Dataset listings of figures
☆ ☆ ☆ ☆ ☆

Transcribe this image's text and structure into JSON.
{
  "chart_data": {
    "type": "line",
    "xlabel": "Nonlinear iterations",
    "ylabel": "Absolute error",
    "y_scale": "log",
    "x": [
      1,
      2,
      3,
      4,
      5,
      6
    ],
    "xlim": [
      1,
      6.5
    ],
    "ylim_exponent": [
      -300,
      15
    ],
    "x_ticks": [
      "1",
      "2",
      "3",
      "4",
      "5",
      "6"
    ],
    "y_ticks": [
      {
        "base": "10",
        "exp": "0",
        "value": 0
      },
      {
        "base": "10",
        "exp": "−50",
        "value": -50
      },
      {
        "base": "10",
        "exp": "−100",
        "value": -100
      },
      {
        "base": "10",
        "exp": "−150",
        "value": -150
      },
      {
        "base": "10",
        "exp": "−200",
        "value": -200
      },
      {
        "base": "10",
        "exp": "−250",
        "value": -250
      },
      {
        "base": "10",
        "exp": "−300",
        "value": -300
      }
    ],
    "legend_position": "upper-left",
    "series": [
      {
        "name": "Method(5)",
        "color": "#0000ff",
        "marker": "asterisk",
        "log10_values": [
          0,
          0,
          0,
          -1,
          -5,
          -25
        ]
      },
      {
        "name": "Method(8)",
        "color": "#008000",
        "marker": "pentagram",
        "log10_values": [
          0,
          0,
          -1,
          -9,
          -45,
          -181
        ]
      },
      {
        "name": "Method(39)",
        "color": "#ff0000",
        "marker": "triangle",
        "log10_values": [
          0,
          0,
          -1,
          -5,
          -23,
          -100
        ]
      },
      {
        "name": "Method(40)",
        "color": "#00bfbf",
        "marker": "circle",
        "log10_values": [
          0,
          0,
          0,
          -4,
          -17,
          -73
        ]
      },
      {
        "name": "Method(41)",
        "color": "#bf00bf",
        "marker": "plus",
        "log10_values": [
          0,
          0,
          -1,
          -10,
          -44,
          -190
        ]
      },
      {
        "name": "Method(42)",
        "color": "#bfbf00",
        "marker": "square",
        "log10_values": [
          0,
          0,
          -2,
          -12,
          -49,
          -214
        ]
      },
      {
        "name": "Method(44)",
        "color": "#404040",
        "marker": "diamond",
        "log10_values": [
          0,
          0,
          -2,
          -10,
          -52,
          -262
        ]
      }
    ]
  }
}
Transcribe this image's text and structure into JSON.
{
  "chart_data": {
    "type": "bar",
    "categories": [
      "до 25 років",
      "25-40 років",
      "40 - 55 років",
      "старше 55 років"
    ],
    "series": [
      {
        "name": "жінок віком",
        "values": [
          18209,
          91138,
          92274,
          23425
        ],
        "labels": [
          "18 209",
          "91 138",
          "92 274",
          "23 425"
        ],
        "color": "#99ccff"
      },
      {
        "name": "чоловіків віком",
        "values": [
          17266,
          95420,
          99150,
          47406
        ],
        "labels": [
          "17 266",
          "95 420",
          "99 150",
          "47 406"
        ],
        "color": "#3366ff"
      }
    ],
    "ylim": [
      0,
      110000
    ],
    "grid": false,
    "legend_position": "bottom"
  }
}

☆ ☆ ☆ ☆ ☆

What to work on ▸
Repeat the whole listing exactly, keeping every line intact.

Complete answer ▸
Transcribe this image's text and structure into JSON.
{
  "chart_data": {
    "type": "line",
    "xlabel": "Nonlinear iterations",
    "ylabel": "Absolute error",
    "y_scale": "log",
    "x": [
      1,
      2,
      3,
      4,
      5,
      6
    ],
    "xlim": [
      1,
      6.5
    ],
    "ylim_exponent": [
      -300,
      15
    ],
    "x_ticks": [
      "1",
      "2",
      "3",
      "4",
      "5",
      "6"
    ],
    "y_ticks": [
      {
        "base": "10",
        "exp": "0",
        "value": 0
      },
      {
        "base": "10",
        "exp": "−50",
        "value": -50
      },
      {
        "base": "10",
        "exp": "−100",
        "value": -100
      },
      {
        "base": "10",
        "exp": "−150",
        "value": -150
      },
      {
        "base": "10",
        "exp": "−200",
        "value": -200
      },
      {
        "base": "10",
        "exp": "−250",
        "value": -250
      },
      {
        "base": "10",
        "exp": "−300",
        "value": -300
      }
    ],
    "legend_position": "upper-left",
    "series": [
      {
        "name": "Method(5)",
        "color": "#0000ff",
        "marker": "asterisk",
        "log10_values": [
          0,
          0,
          0,
          -1,
          -5,
          -25
        ]
      },
      {
        "name": "Method(8)",
        "color": "#008000",
        "marker": "pentagram",
        "log10_values": [
          0,
          0,
          -1,
          -9,
          -45,
          -181
        ]
      },
      {
        "name": "Method(39)",
        "color": "#ff0000",
        "marker": "triangle",
        "log10_values": [
          0,
          0,
          -1,
          -5,
          -23,
          -100
        ]
      },
      {
        "name": "Method(40)",
        "color": "#00bfbf",
        "marker": "circle",
        "log10_values": [
          0,
          0,
          0,
          -4,
          -17,
          -73
        ]
      },
      {
        "name": "Method(41)",
        "color": "#bf00bf",
        "marker": "plus",
        "log10_values": [
          0,
          0,
          -1,
          -10,
          -44,
          -190
        ]
      },
      {
        "name": "Method(42)",
        "color": "#bfbf00",
        "marker": "square",
        "log10_values": [
          0,
          0,
          -2,
          -12,
          -49,
          -214
        ]
      },
      {
        "name": "Method(44)",
        "color": "#404040",
        "marker": "diamond",
        "log10_values": [
          0,
          0,
          -2,
          -10,
          -52,
          -262
        ]
      }
    ]
  }
}
Transcribe this image's text and structure into JSON.
{
  "chart_data": {
    "type": "bar",
    "categories": [
      "до 25 років",
      "25-40 років",
      "40 - 55 років",
      "старше 55 років"
    ],
    "series": [
      {
        "name": "жінок віком",
        "values": [
          18209,
          91138,
          92274,
          23425
        ],
        "labels": [
          "18 209",
          "91 138",
          "92 274",
          "23 425"
        ],
        "color": "#99ccff"
      },
      {
        "name": "чоловіків віком",
        "values": [
          17266,
          95420,
          99150,
          47406
        ],
        "labels": [
          "17 266",
          "95 420",
          "99 150",
          "47 406"
        ],
        "color": "#3366ff"
      }
    ],
    "ylim": [
      0,
      110000
    ],
    "grid": false,
    "legend_position": "bottom"
  }
}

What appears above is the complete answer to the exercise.